- **Stored records**:
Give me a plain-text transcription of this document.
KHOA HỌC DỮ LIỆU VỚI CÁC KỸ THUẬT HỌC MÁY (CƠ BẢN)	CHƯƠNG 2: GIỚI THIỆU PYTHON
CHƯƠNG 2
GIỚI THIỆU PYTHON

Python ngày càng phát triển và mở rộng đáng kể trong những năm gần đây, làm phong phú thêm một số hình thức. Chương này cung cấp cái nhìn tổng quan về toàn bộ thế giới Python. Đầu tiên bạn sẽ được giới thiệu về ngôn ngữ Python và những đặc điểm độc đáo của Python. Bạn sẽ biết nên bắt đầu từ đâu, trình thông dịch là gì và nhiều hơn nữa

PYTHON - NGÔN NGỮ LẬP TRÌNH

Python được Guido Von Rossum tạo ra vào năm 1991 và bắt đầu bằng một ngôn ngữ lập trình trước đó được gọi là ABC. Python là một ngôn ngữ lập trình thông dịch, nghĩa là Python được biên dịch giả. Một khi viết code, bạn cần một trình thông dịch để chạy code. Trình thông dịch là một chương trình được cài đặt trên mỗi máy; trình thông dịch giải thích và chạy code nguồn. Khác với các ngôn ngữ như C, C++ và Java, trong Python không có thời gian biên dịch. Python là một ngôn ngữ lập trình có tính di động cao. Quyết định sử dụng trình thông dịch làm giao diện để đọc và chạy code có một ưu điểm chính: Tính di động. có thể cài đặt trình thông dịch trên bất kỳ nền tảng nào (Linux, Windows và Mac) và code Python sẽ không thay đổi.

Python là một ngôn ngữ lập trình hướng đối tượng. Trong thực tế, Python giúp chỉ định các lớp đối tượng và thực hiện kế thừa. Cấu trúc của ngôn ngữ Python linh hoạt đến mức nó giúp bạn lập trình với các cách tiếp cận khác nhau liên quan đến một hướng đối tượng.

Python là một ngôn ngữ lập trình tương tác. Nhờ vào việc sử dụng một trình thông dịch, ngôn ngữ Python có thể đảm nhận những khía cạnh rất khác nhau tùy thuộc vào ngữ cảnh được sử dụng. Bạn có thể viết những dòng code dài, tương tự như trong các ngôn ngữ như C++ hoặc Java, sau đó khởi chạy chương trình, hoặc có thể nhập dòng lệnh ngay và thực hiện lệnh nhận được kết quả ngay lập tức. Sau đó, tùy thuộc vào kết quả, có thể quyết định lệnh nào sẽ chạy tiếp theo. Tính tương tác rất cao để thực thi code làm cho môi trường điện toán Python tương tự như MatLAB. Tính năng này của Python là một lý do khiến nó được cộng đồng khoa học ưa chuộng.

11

- **Exercise**: Copy out the data shown above without altering anything.

- **Exercise output**:
Give me a plain-text transcription of this document.
KHOA HỌC DỮ LIỆU VỚI CÁC KỸ THUẬT HỌC MÁY (CƠ BẢN)	CHƯƠNG 2: GIỚI THIỆU PYTHON
CHƯƠNG 2
GIỚI THIỆU PYTHON

Python ngày càng phát triển và mở rộng đáng kể trong những năm gần đây, làm phong phú thêm một số hình thức. Chương này cung cấp cái nhìn tổng quan về toàn bộ thế giới Python. Đầu tiên bạn sẽ được giới thiệu về ngôn ngữ Python và những đặc điểm độc đáo của Python. Bạn sẽ biết nên bắt đầu từ đâu, trình thông dịch là gì và nhiều hơn nữa

PYTHON - NGÔN NGỮ LẬP TRÌNH

Python được Guido Von Rossum tạo ra vào năm 1991 và bắt đầu bằng một ngôn ngữ lập trình trước đó được gọi là ABC. Python là một ngôn ngữ lập trình thông dịch, nghĩa là Python được biên dịch giả. Một khi viết code, bạn cần một trình thông dịch để chạy code. Trình thông dịch là một chương trình được cài đặt trên mỗi máy; trình thông dịch giải thích và chạy code nguồn. Khác với các ngôn ngữ như C, C++ và Java, trong Python không có thời gian biên dịch. Python là một ngôn ngữ lập trình có tính di động cao. Quyết định sử dụng trình thông dịch làm giao diện để đọc và chạy code có một ưu điểm chính: Tính di động. có thể cài đặt trình thông dịch trên bất kỳ nền tảng nào (Linux, Windows và Mac) và code Python sẽ không thay đổi.

Python là một ngôn ngữ lập trình hướng đối tượng. Trong thực tế, Python giúp chỉ định các lớp đối tượng và thực hiện kế thừa. Cấu trúc của ngôn ngữ Python linh hoạt đến mức nó giúp bạn lập trình với các cách tiếp cận khác nhau liên quan đến một hướng đối tượng.

Python là một ngôn ngữ lập trình tương tác. Nhờ vào việc sử dụng một trình thông dịch, ngôn ngữ Python có thể đảm nhận những khía cạnh rất khác nhau tùy thuộc vào ngữ cảnh được sử dụng. Bạn có thể viết những dòng code dài, tương tự như trong các ngôn ngữ như C++ hoặc Java, sau đó khởi chạy chương trình, hoặc có thể nhập dòng lệnh ngay và thực hiện lệnh nhận được kết quả ngay lập tức. Sau đó, tùy thuộc vào kết quả, có thể quyết định lệnh nào sẽ chạy tiếp theo. Tính tương tác rất cao để thực thi code làm cho môi trường điện toán Python tương tự như MatLAB. Tính năng này của Python là một lý do khiến nó được cộng đồng khoa học ưa chuộng.

11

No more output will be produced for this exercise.